Tarea planteada A | Por favor, actualiza la parte del fragmento que comienza con "Él no tenía sombras. Ninguna" y continúa hasta "vino para conducirlas.", y escríbela de nuevo con "pastor" sustituido por "guía".
Tarea planteada B |
Responde según el fragmento:
(i) ¿Qué invitación podía establecer Él?
(ii) ¿Para qué dijo que había venido?
(iii) ¿Qué anuncia con el llamado insistente?

Fragmento |
= = =

Él no tenía sombras. Él era Luz. Vino para las tinieblas y las tinieblas no lo reconocieron.
Brilló en medio de la oscuridad, pero los que percibieron Su luminosidad, nada más deseaban sino apagar la Luz que irradiaba.
Él no tenía sombras porque era perfecto. Ningún rastro de inferioridad manchaba Su personalidad. Antes que la Tierra exhalase su primer aliento como un planeta propicio para la vida, Él ya era.
Por eso, muchos lo juzgaron el mismo Increado y lo confundieron con la Divinidad. Pero Él, siempre correcto, esclareció desde el primer momento: He venido para cumplir la voluntad de mi Padre, que está en los cielos.
Él no tenía sombras. Ninguna culpa, ningún defecto le manchaba el Espíritu.
Por eso, podía establecer la invitación: Ven y sígueme.
Señor del mundo, pastor de un rebaño de almas incultas, plagadas de errores y de vicios morales, vino para conducirlas.
Sin embargo, no todos oyeron Su voz o desearon seguirlo en aquellos tiempos.
Por eso, Él prosigue con el llamado insistente, anunciando las bienaventuranzas del Reino del Padre.
Él era la Luz. Aquellos que nada más deseaban sino difundir su propia sombra, lo persiguieron levantando calumnias, engendrando maldad.

= = =

Datos proporcionados |
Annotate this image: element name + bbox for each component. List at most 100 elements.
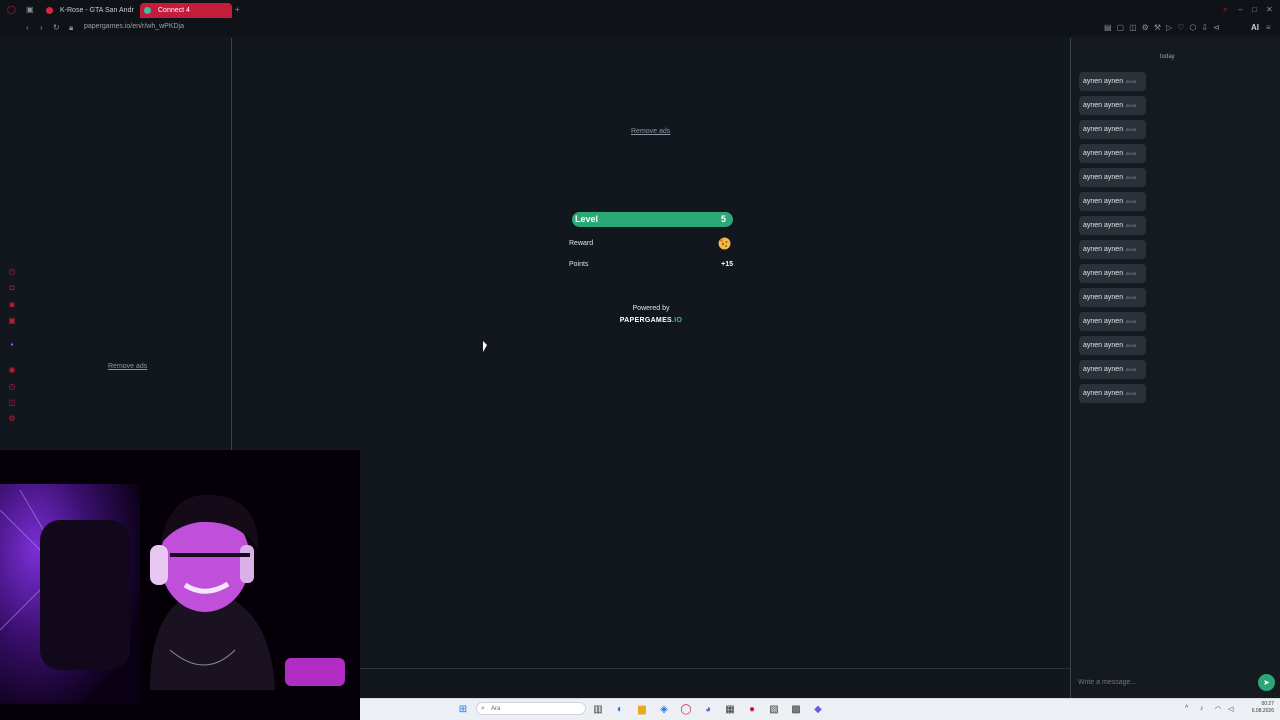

= = =

Solución A |
Él no tenía sombras. Ninguna culpa, ningún defecto le manchaba el Espíritu.
Por eso, podía establecer la invitación: Ven y sígueme.
Señor del mundo, guía de un rebaño de almas incultas, plagadas de errores y de vicios morales, vino para conducirlas.

Solución B |
(i) Ven y sígueme.
(ii) Para cumplir la voluntad de su Padre, que está en los cielos.
(iii) Las bienaventuranzas del Reino del Padre.